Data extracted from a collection
··········

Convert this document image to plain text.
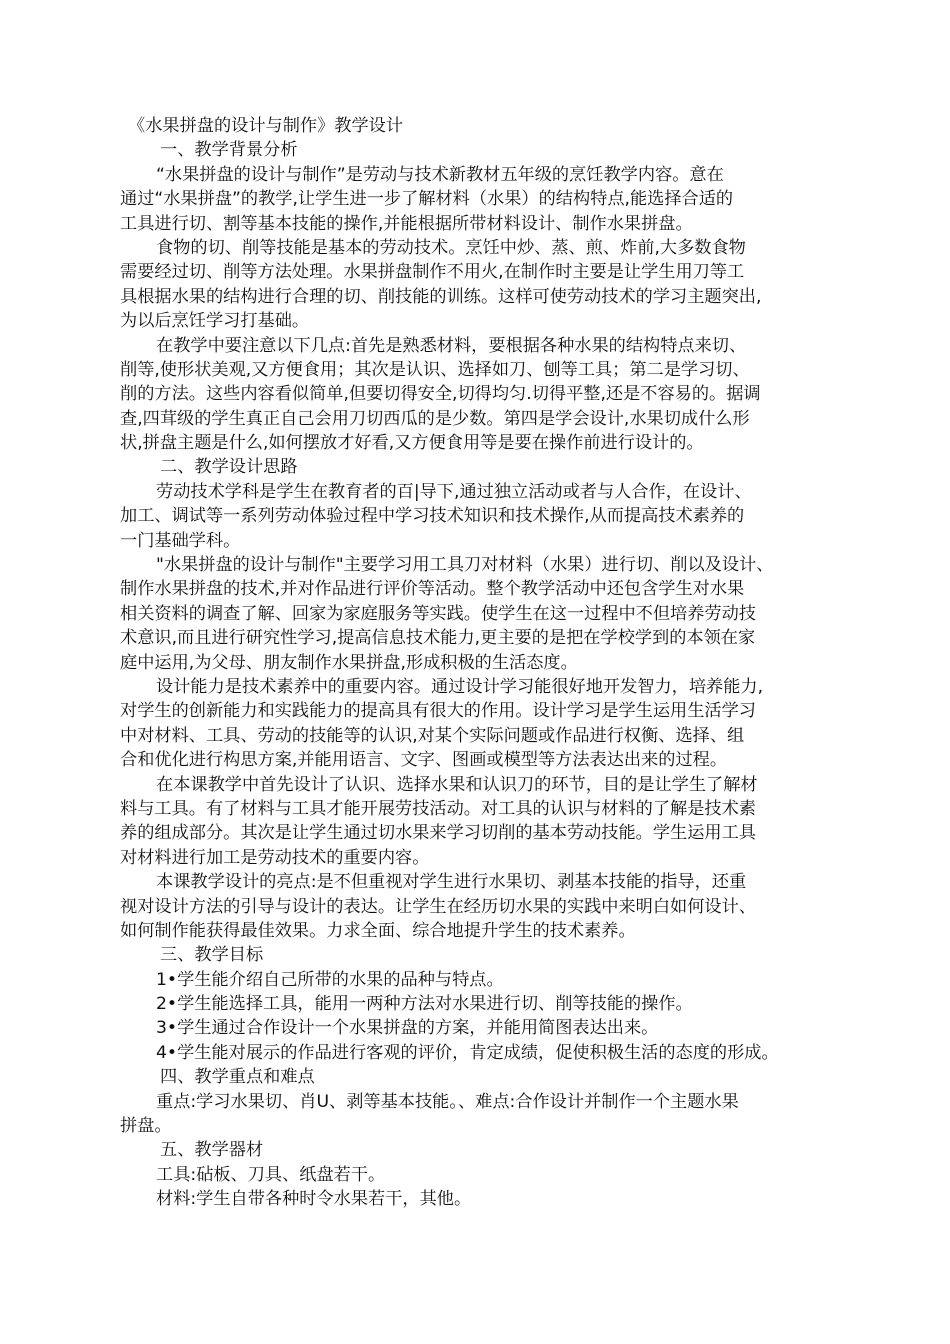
《水果拼盘的设计与制作》教学设计
一、教学背景分析
“水果拼盘的设计与制作”是劳动与技术新教材五年级的烹饪教学内容。意在
通过“水果拼盘”的教学,让学生进一步了解材料（水果）的结构特点,能选择合适的
工具进行切、割等基本技能的操作,并能根据所带材料设计、制作水果拼盘。
食物的切、削等技能是基本的劳动技术。烹饪中炒、蒸、煎、炸前,大多数食物
需要经过切、削等方法处理。水果拼盘制作不用火,在制作时主要是让学生用刀等工
具根据水果的结构进行合理的切、削技能的训练。这样可使劳动技术的学习主题突出,
为以后烹饪学习打基础。
在教学中要注意以下几点:首先是熟悉材料，要根据各种水果的结构特点来切、
削等,使形状美观,又方便食用；其次是认识、选择如刀、刨等工具；第二是学习切、
削的方法。这些内容看似简单,但要切得安全,切得均匀.切得平整,还是不容易的。据调
查,四茸级的学生真正自己会用刀切西瓜的是少数。第四是学会设计,水果切成什么形
状,拼盘主题是什么,如何摆放才好看,又方便食用等是要在操作前进行设计的。
二、教学设计思路
劳动技术学科是学生在教育者的百|导下,通过独立活动或者与人合作，在设计、
加工、调试等一系列劳动体验过程中学习技术知识和技术操作,从而提高技术素养的
一门基础学科。
"水果拼盘的设计与制作"主要学习用工具刀对材料（水果）进行切、削以及设计、
制作水果拼盘的技术,并对作品进行评价等活动。整个教学活动中还包含学生对水果
相关资料的调查了解、回家为家庭服务等实践。使学生在这一过程中不但培养劳动技
术意识,而且进行研究性学习,提高信息技术能力,更主要的是把在学校学到的本领在家
庭中运用,为父母、朋友制作水果拼盘,形成积极的生活态度。
设计能力是技术素养中的重要内容。通过设计学习能很好地开发智力，培养能力,
对学生的创新能力和实践能力的提高具有很大的作用。设计学习是学生运用生活学习
中对材料、工具、劳动的技能等的认识,对某个实际问题或作品进行权衡、选择、组
合和优化进行构思方案,并能用语言、文字、图画或模型等方法表达出来的过程。
在本课教学中首先设计了认识、选择水果和认识刀的环节，目的是让学生了解材
料与工具。有了材料与工具才能开展劳技活动。对工具的认识与材料的了解是技术素
养的组成部分。其次是让学生通过切水果来学习切削的基本劳动技能。学生运用工具
对材料进行加工是劳动技术的重要内容。
本课教学设计的亮点:是不但重视对学生进行水果切、剥基本技能的指导，还重
视对设计方法的引导与设计的表达。让学生在经历切水果的实践中来明白如何设计、
如何制作能获得最佳效果。力求全面、综合地提升学生的技术素养。
三、教学目标
1•学生能介绍自己所带的水果的品种与特点。
2•学生能选择工具，能用一两种方法对水果进行切、削等技能的操作。
3•学生通过合作设计一个水果拼盘的方案，并能用简图表达出来。
4•学生能对展示的作品进行客观的评价，肯定成绩，促使积极生活的态度的形成。
四、教学重点和难点
重点:学习水果切、肖U、剥等基本技能。、难点:合作设计并制作一个主题水果
拼盘。
五、教学器材
工具:砧板、刀具、纸盘若干。
材料:学生自带各种时令水果若干，其他。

··········

» What needs to be done
Retype each record exactly as it stands, but do not include the pictures.

» Exercise response
Convert this document image to plain text.
《水果拼盘的设计与制作》教学设计
一、教学背景分析
“水果拼盘的设计与制作”是劳动与技术新教材五年级的烹饪教学内容。意在
通过“水果拼盘”的教学,让学生进一步了解材料（水果）的结构特点,能选择合适的
工具进行切、割等基本技能的操作,并能根据所带材料设计、制作水果拼盘。
食物的切、削等技能是基本的劳动技术。烹饪中炒、蒸、煎、炸前,大多数食物
需要经过切、削等方法处理。水果拼盘制作不用火,在制作时主要是让学生用刀等工
具根据水果的结构进行合理的切、削技能的训练。这样可使劳动技术的学习主题突出,
为以后烹饪学习打基础。
在教学中要注意以下几点:首先是熟悉材料，要根据各种水果的结构特点来切、
削等,使形状美观,又方便食用；其次是认识、选择如刀、刨等工具；第二是学习切、
削的方法。这些内容看似简单,但要切得安全,切得均匀.切得平整,还是不容易的。据调
查,四茸级的学生真正自己会用刀切西瓜的是少数。第四是学会设计,水果切成什么形
状,拼盘主题是什么,如何摆放才好看,又方便食用等是要在操作前进行设计的。
二、教学设计思路
劳动技术学科是学生在教育者的百|导下,通过独立活动或者与人合作，在设计、
加工、调试等一系列劳动体验过程中学习技术知识和技术操作,从而提高技术素养的
一门基础学科。
"水果拼盘的设计与制作"主要学习用工具刀对材料（水果）进行切、削以及设计、
制作水果拼盘的技术,并对作品进行评价等活动。整个教学活动中还包含学生对水果
相关资料的调查了解、回家为家庭服务等实践。使学生在这一过程中不但培养劳动技
术意识,而且进行研究性学习,提高信息技术能力,更主要的是把在学校学到的本领在家
庭中运用,为父母、朋友制作水果拼盘,形成积极的生活态度。
设计能力是技术素养中的重要内容。通过设计学习能很好地开发智力，培养能力,
对学生的创新能力和实践能力的提高具有很大的作用。设计学习是学生运用生活学习
中对材料、工具、劳动的技能等的认识,对某个实际问题或作品进行权衡、选择、组
合和优化进行构思方案,并能用语言、文字、图画或模型等方法表达出来的过程。
在本课教学中首先设计了认识、选择水果和认识刀的环节，目的是让学生了解材
料与工具。有了材料与工具才能开展劳技活动。对工具的认识与材料的了解是技术素
养的组成部分。其次是让学生通过切水果来学习切削的基本劳动技能。学生运用工具
对材料进行加工是劳动技术的重要内容。
本课教学设计的亮点:是不但重视对学生进行水果切、剥基本技能的指导，还重
视对设计方法的引导与设计的表达。让学生在经历切水果的实践中来明白如何设计、
如何制作能获得最佳效果。力求全面、综合地提升学生的技术素养。
三、教学目标
1•学生能介绍自己所带的水果的品种与特点。
2•学生能选择工具，能用一两种方法对水果进行切、削等技能的操作。
3•学生通过合作设计一个水果拼盘的方案，并能用简图表达出来。
4•学生能对展示的作品进行客观的评价，肯定成绩，促使积极生活的态度的形成。
四、教学重点和难点
重点:学习水果切、肖U、剥等基本技能。、难点:合作设计并制作一个主题水果
拼盘。
五、教学器材
工具:砧板、刀具、纸盘若干。
材料:学生自带各种时令水果若干，其他。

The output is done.